● INSTRUCTION: Transcribe every line of the listing below without any deviation.

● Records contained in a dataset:
▽

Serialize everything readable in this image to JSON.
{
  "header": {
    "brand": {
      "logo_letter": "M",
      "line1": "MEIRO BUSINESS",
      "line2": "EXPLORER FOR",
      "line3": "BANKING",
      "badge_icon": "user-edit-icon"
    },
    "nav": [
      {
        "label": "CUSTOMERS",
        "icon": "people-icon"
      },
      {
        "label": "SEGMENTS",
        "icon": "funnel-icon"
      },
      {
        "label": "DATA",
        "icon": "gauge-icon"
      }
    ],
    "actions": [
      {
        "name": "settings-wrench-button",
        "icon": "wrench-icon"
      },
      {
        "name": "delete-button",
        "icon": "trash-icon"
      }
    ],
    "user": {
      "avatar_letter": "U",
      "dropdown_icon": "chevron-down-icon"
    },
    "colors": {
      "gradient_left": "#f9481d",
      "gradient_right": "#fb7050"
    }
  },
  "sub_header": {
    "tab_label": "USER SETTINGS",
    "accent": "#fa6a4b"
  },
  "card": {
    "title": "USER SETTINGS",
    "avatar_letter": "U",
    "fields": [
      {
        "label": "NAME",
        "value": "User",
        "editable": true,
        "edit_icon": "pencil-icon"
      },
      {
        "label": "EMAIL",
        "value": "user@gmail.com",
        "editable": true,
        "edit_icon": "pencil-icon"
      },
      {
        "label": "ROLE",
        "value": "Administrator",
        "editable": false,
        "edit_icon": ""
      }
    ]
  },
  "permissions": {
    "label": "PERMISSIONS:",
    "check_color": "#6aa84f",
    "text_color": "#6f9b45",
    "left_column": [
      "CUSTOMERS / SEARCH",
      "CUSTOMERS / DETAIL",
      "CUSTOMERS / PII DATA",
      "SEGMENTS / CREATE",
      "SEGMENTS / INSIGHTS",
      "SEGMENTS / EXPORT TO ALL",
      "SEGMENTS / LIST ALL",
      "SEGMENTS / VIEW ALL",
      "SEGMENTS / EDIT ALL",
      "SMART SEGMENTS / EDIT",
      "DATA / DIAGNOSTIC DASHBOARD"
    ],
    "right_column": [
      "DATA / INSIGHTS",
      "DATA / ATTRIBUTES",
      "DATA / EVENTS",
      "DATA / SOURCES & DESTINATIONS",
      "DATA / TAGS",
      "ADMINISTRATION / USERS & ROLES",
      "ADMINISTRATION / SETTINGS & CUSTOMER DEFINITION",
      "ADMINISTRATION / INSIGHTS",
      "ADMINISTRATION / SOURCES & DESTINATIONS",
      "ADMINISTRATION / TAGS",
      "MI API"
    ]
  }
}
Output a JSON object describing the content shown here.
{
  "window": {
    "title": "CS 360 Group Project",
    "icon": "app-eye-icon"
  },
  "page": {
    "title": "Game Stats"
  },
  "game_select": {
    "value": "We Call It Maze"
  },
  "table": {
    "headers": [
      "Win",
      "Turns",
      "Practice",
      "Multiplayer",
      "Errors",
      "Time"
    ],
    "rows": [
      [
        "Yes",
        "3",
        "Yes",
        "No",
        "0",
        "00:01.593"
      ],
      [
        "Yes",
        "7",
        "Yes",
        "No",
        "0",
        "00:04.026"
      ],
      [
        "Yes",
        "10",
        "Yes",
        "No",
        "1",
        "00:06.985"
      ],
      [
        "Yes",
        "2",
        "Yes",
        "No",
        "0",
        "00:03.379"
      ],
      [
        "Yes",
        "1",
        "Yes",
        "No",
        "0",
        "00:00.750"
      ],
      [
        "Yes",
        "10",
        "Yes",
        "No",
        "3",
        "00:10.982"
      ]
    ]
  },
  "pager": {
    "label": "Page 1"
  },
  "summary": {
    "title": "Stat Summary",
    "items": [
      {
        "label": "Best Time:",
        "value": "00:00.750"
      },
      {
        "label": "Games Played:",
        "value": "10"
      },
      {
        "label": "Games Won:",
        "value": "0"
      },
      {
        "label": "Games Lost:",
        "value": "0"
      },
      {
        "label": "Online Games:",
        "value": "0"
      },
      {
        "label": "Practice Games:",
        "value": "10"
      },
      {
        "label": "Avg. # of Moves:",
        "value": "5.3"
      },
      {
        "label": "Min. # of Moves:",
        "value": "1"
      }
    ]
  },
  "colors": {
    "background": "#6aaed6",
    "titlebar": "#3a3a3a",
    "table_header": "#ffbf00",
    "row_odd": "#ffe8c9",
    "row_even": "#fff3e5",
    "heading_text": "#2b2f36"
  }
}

△

● SOLUTION FOR THIS EXERCISE:
Serialize everything readable in this image to JSON.
{
  "header": {
    "brand": {
      "logo_letter": "M",
      "line1": "MEIRO BUSINESS",
      "line2": "EXPLORER FOR",
      "line3": "BANKING",
      "badge_icon": "user-edit-icon"
    },
    "nav": [
      {
        "label": "CUSTOMERS",
        "icon": "people-icon"
      },
      {
        "label": "SEGMENTS",
        "icon": "funnel-icon"
      },
      {
        "label": "DATA",
        "icon": "gauge-icon"
      }
    ],
    "actions": [
      {
        "name": "settings-wrench-button",
        "icon": "wrench-icon"
      },
      {
        "name": "delete-button",
        "icon": "trash-icon"
      }
    ],
    "user": {
      "avatar_letter": "U",
      "dropdown_icon": "chevron-down-icon"
    },
    "colors": {
      "gradient_left": "#f9481d",
      "gradient_right": "#fb7050"
    }
  },
  "sub_header": {
    "tab_label": "USER SETTINGS",
    "accent": "#fa6a4b"
  },
  "card": {
    "title": "USER SETTINGS",
    "avatar_letter": "U",
    "fields": [
      {
        "label": "NAME",
        "value": "User",
        "editable": true,
        "edit_icon": "pencil-icon"
      },
      {
        "label": "EMAIL",
        "value": "user@gmail.com",
        "editable": true,
        "edit_icon": "pencil-icon"
      },
      {
        "label": "ROLE",
        "value": "Administrator",
        "editable": false,
        "edit_icon": ""
      }
    ]
  },
  "permissions": {
    "label": "PERMISSIONS:",
    "check_color": "#6aa84f",
    "text_color": "#6f9b45",
    "left_column": [
      "CUSTOMERS / SEARCH",
      "CUSTOMERS / DETAIL",
      "CUSTOMERS / PII DATA",
      "SEGMENTS / CREATE",
      "SEGMENTS / INSIGHTS",
      "SEGMENTS / EXPORT TO ALL",
      "SEGMENTS / LIST ALL",
      "SEGMENTS / VIEW ALL",
      "SEGMENTS / EDIT ALL",
      "SMART SEGMENTS / EDIT",
      "DATA / DIAGNOSTIC DASHBOARD"
    ],
    "right_column": [
      "DATA / INSIGHTS",
      "DATA / ATTRIBUTES",
      "DATA / EVENTS",
      "DATA / SOURCES & DESTINATIONS",
      "DATA / TAGS",
      "ADMINISTRATION / USERS & ROLES",
      "ADMINISTRATION / SETTINGS & CUSTOMER DEFINITION",
      "ADMINISTRATION / INSIGHTS",
      "ADMINISTRATION / SOURCES & DESTINATIONS",
      "ADMINISTRATION / TAGS",
      "MI API"
    ]
  }
}
Output a JSON object describing the content shown here.
{
  "window": {
    "title": "CS 360 Group Project",
    "icon": "app-eye-icon"
  },
  "page": {
    "title": "Game Stats"
  },
  "game_select": {
    "value": "We Call It Maze"
  },
  "table": {
    "headers": [
      "Win",
      "Turns",
      "Practice",
      "Multiplayer",
      "Errors",
      "Time"
    ],
    "rows": [
      [
        "Yes",
        "3",
        "Yes",
        "No",
        "0",
        "00:01.593"
      ],
      [
        "Yes",
        "7",
        "Yes",
        "No",
        "0",
        "00:04.026"
      ],
      [
        "Yes",
        "10",
        "Yes",
        "No",
        "1",
        "00:06.985"
      ],
      [
        "Yes",
        "2",
        "Yes",
        "No",
        "0",
        "00:03.379"
      ],
      [
        "Yes",
        "1",
        "Yes",
        "No",
        "0",
        "00:00.750"
      ],
      [
        "Yes",
        "10",
        "Yes",
        "No",
        "3",
        "00:10.982"
      ]
    ]
  },
  "pager": {
    "label": "Page 1"
  },
  "summary": {
    "title": "Stat Summary",
    "items": [
      {
        "label": "Best Time:",
        "value": "00:00.750"
      },
      {
        "label": "Games Played:",
        "value": "10"
      },
      {
        "label": "Games Won:",
        "value": "0"
      },
      {
        "label": "Games Lost:",
        "value": "0"
      },
      {
        "label": "Online Games:",
        "value": "0"
      },
      {
        "label": "Practice Games:",
        "value": "10"
      },
      {
        "label": "Avg. # of Moves:",
        "value": "5.3"
      },
      {
        "label": "Min. # of Moves:",
        "value": "1"
      }
    ]
  },
  "colors": {
    "background": "#6aaed6",
    "titlebar": "#3a3a3a",
    "table_header": "#ffbf00",
    "row_odd": "#ffe8c9",
    "row_even": "#fff3e5",
    "heading_text": "#2b2f36"
  }
}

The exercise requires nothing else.